START
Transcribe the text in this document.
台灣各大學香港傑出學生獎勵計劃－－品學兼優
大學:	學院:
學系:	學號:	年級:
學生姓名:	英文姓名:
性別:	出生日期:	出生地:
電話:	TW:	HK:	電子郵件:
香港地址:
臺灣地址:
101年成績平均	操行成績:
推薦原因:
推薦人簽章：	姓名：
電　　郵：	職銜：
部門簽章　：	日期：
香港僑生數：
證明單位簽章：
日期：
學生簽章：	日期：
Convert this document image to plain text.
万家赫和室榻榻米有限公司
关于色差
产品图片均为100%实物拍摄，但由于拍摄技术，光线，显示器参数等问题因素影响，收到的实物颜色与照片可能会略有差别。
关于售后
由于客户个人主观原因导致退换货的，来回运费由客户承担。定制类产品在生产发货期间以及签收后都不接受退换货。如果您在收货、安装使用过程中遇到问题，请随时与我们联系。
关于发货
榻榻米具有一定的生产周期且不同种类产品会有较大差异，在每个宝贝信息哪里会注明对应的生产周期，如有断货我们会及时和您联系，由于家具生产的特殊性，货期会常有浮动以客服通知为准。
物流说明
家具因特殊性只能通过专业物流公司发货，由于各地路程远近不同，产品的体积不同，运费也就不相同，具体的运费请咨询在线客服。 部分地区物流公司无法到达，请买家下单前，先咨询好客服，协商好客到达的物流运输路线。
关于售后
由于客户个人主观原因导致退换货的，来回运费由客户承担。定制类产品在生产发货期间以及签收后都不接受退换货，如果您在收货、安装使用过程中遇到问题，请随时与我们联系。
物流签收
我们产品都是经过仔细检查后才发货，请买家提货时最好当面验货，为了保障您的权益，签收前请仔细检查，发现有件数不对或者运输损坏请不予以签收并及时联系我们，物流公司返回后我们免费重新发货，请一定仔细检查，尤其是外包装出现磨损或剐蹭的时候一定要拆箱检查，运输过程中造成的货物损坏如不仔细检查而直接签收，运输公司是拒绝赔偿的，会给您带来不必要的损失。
END
- [Required work] Print out the whole listing exactly as it appears.

- [Reply to the task]
Transcribe the text in this document.
台灣各大學香港傑出學生獎勵計劃－－品學兼優
大學:	學院:
學系:	學號:	年級:
學生姓名:	英文姓名:
性別:	出生日期:	出生地:
電話:	TW:	HK:	電子郵件:
香港地址:
臺灣地址:
101年成績平均	操行成績:
推薦原因:
推薦人簽章：	姓名：
電　　郵：	職銜：
部門簽章　：	日期：
香港僑生數：
證明單位簽章：
日期：
學生簽章：	日期：
Convert this document image to plain text.
万家赫和室榻榻米有限公司
关于色差
产品图片均为100%实物拍摄，但由于拍摄技术，光线，显示器参数等问题因素影响，收到的实物颜色与照片可能会略有差别。
关于售后
由于客户个人主观原因导致退换货的，来回运费由客户承担。定制类产品在生产发货期间以及签收后都不接受退换货。如果您在收货、安装使用过程中遇到问题，请随时与我们联系。
关于发货
榻榻米具有一定的生产周期且不同种类产品会有较大差异，在每个宝贝信息哪里会注明对应的生产周期，如有断货我们会及时和您联系，由于家具生产的特殊性，货期会常有浮动以客服通知为准。
物流说明
家具因特殊性只能通过专业物流公司发货，由于各地路程远近不同，产品的体积不同，运费也就不相同，具体的运费请咨询在线客服。 部分地区物流公司无法到达，请买家下单前，先咨询好客服，协商好客到达的物流运输路线。
关于售后
由于客户个人主观原因导致退换货的，来回运费由客户承担。定制类产品在生产发货期间以及签收后都不接受退换货，如果您在收货、安装使用过程中遇到问题，请随时与我们联系。
物流签收
我们产品都是经过仔细检查后才发货，请买家提货时最好当面验货，为了保障您的权益，签收前请仔细检查，发现有件数不对或者运输损坏请不予以签收并及时联系我们，物流公司返回后我们免费重新发货，请一定仔细检查，尤其是外包装出现磨损或剐蹭的时候一定要拆箱检查，运输过程中造成的货物损坏如不仔细检查而直接签收，运输公司是拒绝赔偿的，会给您带来不必要的损失。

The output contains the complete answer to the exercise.